RECORDS PROVIDED:
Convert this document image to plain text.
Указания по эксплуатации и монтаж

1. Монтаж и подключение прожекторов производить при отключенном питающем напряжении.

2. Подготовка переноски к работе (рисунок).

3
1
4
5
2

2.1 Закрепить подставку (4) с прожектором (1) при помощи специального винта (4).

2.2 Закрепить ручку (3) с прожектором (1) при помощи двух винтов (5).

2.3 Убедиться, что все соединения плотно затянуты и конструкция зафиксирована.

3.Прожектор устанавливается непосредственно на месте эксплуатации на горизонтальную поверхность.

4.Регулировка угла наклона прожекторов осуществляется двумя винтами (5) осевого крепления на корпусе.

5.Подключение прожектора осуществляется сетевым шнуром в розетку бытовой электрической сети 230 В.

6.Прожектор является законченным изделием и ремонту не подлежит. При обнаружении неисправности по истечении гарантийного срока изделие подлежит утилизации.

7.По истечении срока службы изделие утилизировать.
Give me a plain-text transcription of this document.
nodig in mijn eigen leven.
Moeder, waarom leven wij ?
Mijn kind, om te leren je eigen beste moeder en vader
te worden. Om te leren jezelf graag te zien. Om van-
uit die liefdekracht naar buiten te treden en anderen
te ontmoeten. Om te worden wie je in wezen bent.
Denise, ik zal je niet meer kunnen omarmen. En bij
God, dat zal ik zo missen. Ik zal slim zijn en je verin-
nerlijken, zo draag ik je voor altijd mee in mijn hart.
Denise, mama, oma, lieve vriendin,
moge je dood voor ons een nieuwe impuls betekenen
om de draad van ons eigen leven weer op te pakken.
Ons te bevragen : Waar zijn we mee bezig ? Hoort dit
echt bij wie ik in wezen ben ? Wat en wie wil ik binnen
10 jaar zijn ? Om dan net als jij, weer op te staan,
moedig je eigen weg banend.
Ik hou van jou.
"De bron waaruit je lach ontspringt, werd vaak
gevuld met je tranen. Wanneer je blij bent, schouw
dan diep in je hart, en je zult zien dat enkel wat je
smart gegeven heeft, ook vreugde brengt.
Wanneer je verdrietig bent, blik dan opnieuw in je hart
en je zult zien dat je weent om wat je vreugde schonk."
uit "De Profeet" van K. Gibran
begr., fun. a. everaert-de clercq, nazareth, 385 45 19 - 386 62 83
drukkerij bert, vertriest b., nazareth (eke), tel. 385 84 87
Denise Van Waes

WHAT TO DO: Output each entry precisely as given.

COMPLETED TASK:
Convert this document image to plain text.
Указания по эксплуатации и монтаж

1. Монтаж и подключение прожекторов производить при отключенном питающем напряжении.

2. Подготовка переноски к работе (рисунок).

3
1
4
5
2

2.1 Закрепить подставку (4) с прожектором (1) при помощи специального винта (4).

2.2 Закрепить ручку (3) с прожектором (1) при помощи двух винтов (5).

2.3 Убедиться, что все соединения плотно затянуты и конструкция зафиксирована.

3.Прожектор устанавливается непосредственно на месте эксплуатации на горизонтальную поверхность.

4.Регулировка угла наклона прожекторов осуществляется двумя винтами (5) осевого крепления на корпусе.

5.Подключение прожектора осуществляется сетевым шнуром в розетку бытовой электрической сети 230 В.

6.Прожектор является законченным изделием и ремонту не подлежит. При обнаружении неисправности по истечении гарантийного срока изделие подлежит утилизации.

7.По истечении срока службы изделие утилизировать.
Give me a plain-text transcription of this document.
nodig in mijn eigen leven.
Moeder, waarom leven wij ?
Mijn kind, om te leren je eigen beste moeder en vader
te worden. Om te leren jezelf graag te zien. Om van-
uit die liefdekracht naar buiten te treden en anderen
te ontmoeten. Om te worden wie je in wezen bent.
Denise, ik zal je niet meer kunnen omarmen. En bij
God, dat zal ik zo missen. Ik zal slim zijn en je verin-
nerlijken, zo draag ik je voor altijd mee in mijn hart.
Denise, mama, oma, lieve vriendin,
moge je dood voor ons een nieuwe impuls betekenen
om de draad van ons eigen leven weer op te pakken.
Ons te bevragen : Waar zijn we mee bezig ? Hoort dit
echt bij wie ik in wezen ben ? Wat en wie wil ik binnen
10 jaar zijn ? Om dan net als jij, weer op te staan,
moedig je eigen weg banend.
Ik hou van jou.
"De bron waaruit je lach ontspringt, werd vaak
gevuld met je tranen. Wanneer je blij bent, schouw
dan diep in je hart, en je zult zien dat enkel wat je
smart gegeven heeft, ook vreugde brengt.
Wanneer je verdrietig bent, blik dan opnieuw in je hart
en je zult zien dat je weent om wat je vreugde schonk."
uit "De Profeet" van K. Gibran
begr., fun. a. everaert-de clercq, nazareth, 385 45 19 - 386 62 83
drukkerij bert, vertriest b., nazareth (eke), tel. 385 84 87
Denise Van Waes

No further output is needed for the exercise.